* WHAT IS EXPECTED *
Quote all of the entries word for word.

(Structured figure records)
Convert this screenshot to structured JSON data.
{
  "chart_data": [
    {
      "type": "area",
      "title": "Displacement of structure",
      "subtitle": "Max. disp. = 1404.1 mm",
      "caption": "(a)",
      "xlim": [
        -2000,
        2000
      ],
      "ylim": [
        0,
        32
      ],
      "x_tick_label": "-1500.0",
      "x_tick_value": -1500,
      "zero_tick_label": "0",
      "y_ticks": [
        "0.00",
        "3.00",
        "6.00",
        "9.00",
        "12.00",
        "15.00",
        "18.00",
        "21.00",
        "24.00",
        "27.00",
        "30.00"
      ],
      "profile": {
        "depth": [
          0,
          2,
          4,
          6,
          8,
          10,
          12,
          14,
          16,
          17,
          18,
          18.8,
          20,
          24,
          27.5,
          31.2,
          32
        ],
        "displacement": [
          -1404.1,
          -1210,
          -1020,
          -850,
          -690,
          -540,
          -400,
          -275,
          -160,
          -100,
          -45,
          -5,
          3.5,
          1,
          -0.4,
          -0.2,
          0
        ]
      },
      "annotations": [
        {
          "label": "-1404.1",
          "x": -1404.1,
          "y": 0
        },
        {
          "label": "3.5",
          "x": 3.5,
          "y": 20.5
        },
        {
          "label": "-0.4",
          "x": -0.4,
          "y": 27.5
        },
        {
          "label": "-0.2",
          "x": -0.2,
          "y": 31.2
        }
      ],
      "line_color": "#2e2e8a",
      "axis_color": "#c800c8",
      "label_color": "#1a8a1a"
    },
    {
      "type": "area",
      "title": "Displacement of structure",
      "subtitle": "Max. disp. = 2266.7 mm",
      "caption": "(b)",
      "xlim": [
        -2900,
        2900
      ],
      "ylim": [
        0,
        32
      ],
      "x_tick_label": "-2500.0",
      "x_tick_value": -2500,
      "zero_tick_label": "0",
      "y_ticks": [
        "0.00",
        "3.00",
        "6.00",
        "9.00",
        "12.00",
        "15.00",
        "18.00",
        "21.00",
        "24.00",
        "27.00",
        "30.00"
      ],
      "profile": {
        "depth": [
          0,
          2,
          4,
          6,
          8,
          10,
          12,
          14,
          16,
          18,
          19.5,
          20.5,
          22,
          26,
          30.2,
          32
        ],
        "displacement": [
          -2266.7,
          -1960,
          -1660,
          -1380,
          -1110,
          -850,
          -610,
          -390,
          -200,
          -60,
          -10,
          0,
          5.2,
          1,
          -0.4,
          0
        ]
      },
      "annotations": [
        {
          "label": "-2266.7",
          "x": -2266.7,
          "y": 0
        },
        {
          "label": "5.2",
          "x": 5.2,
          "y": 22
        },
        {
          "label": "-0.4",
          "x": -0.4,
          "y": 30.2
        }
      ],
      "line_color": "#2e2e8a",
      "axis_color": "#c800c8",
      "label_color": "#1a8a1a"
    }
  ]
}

* WRITTEN RESPONSE *
Convert this screenshot to structured JSON data.
{
  "chart_data": [
    {
      "type": "area",
      "title": "Displacement of structure",
      "subtitle": "Max. disp. = 1404.1 mm",
      "caption": "(a)",
      "xlim": [
        -2000,
        2000
      ],
      "ylim": [
        0,
        32
      ],
      "x_tick_label": "-1500.0",
      "x_tick_value": -1500,
      "zero_tick_label": "0",
      "y_ticks": [
        "0.00",
        "3.00",
        "6.00",
        "9.00",
        "12.00",
        "15.00",
        "18.00",
        "21.00",
        "24.00",
        "27.00",
        "30.00"
      ],
      "profile": {
        "depth": [
          0,
          2,
          4,
          6,
          8,
          10,
          12,
          14,
          16,
          17,
          18,
          18.8,
          20,
          24,
          27.5,
          31.2,
          32
        ],
        "displacement": [
          -1404.1,
          -1210,
          -1020,
          -850,
          -690,
          -540,
          -400,
          -275,
          -160,
          -100,
          -45,
          -5,
          3.5,
          1,
          -0.4,
          -0.2,
          0
        ]
      },
      "annotations": [
        {
          "label": "-1404.1",
          "x": -1404.1,
          "y": 0
        },
        {
          "label": "3.5",
          "x": 3.5,
          "y": 20.5
        },
        {
          "label": "-0.4",
          "x": -0.4,
          "y": 27.5
        },
        {
          "label": "-0.2",
          "x": -0.2,
          "y": 31.2
        }
      ],
      "line_color": "#2e2e8a",
      "axis_color": "#c800c8",
      "label_color": "#1a8a1a"
    },
    {
      "type": "area",
      "title": "Displacement of structure",
      "subtitle": "Max. disp. = 2266.7 mm",
      "caption": "(b)",
      "xlim": [
        -2900,
        2900
      ],
      "ylim": [
        0,
        32
      ],
      "x_tick_label": "-2500.0",
      "x_tick_value": -2500,
      "zero_tick_label": "0",
      "y_ticks": [
        "0.00",
        "3.00",
        "6.00",
        "9.00",
        "12.00",
        "15.00",
        "18.00",
        "21.00",
        "24.00",
        "27.00",
        "30.00"
      ],
      "profile": {
        "depth": [
          0,
          2,
          4,
          6,
          8,
          10,
          12,
          14,
          16,
          18,
          19.5,
          20.5,
          22,
          26,
          30.2,
          32
        ],
        "displacement": [
          -2266.7,
          -1960,
          -1660,
          -1380,
          -1110,
          -850,
          -610,
          -390,
          -200,
          -60,
          -10,
          0,
          5.2,
          1,
          -0.4,
          0
        ]
      },
      "annotations": [
        {
          "label": "-2266.7",
          "x": -2266.7,
          "y": 0
        },
        {
          "label": "5.2",
          "x": 5.2,
          "y": 22
        },
        {
          "label": "-0.4",
          "x": -0.4,
          "y": 30.2
        }
      ],
      "line_color": "#2e2e8a",
      "axis_color": "#c800c8",
      "label_color": "#1a8a1a"
    }
  ]
}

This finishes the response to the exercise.